►

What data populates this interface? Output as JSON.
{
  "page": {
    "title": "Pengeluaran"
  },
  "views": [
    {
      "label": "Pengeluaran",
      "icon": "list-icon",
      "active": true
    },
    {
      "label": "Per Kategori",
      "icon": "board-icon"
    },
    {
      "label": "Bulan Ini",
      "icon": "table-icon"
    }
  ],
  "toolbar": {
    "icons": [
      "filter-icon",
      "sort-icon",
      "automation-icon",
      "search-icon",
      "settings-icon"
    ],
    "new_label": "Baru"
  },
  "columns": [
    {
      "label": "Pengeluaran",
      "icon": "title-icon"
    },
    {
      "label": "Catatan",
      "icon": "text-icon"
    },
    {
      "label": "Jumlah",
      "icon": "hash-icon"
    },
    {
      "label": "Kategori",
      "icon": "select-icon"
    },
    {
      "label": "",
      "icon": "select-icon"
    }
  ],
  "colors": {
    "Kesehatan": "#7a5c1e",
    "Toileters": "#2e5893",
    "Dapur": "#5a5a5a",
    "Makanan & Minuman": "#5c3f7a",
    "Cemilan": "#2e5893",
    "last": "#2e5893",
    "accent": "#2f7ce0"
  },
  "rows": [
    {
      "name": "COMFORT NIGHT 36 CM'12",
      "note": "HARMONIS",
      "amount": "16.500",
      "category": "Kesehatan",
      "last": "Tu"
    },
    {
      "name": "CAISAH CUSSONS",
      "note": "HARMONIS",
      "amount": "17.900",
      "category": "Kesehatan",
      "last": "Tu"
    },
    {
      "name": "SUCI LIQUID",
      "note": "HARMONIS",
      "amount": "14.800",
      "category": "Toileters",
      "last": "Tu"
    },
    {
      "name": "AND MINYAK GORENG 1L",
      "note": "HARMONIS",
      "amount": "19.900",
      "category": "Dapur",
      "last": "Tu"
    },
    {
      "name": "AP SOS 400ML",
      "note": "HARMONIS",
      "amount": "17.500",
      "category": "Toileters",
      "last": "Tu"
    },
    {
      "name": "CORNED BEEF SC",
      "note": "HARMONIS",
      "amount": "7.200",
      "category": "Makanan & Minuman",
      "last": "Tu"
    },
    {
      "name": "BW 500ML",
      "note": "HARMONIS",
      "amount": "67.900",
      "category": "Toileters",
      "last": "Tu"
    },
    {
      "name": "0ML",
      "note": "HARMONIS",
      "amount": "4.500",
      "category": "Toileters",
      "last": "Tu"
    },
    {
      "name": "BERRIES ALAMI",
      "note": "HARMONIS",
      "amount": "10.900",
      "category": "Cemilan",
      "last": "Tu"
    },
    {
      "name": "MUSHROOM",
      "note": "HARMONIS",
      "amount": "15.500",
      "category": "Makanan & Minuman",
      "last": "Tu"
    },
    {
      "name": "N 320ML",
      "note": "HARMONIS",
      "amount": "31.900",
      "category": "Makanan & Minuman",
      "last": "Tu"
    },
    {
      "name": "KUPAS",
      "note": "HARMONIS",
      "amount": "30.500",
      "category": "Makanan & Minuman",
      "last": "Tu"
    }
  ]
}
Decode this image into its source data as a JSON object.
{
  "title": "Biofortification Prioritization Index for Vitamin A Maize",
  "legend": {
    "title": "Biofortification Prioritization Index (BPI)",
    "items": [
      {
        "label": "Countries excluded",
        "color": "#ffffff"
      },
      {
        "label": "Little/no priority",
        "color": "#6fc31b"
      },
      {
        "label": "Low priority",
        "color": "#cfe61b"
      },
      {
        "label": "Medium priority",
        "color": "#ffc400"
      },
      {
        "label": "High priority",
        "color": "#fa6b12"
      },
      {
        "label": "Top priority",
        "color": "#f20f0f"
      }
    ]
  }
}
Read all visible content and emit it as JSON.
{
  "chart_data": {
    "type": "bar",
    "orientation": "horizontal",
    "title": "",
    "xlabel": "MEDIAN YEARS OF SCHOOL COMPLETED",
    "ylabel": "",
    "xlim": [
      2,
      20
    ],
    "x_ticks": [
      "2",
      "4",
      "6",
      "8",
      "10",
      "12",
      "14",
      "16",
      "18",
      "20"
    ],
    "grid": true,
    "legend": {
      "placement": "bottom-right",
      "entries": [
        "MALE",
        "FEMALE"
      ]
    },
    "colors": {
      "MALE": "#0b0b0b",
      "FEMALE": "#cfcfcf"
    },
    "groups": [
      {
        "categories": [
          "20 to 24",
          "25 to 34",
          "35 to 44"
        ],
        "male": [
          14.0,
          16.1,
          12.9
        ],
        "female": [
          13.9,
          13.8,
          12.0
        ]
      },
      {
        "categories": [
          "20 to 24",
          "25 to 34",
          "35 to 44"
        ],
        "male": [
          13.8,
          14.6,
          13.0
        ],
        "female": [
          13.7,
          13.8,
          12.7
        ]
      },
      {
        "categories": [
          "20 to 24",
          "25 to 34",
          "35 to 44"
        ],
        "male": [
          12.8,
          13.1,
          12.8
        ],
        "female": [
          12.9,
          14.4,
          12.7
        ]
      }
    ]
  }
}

◄

Instructions to follow ::
Count the lines in the records above that hold the word "amount", and give only that number.

Solution ::
12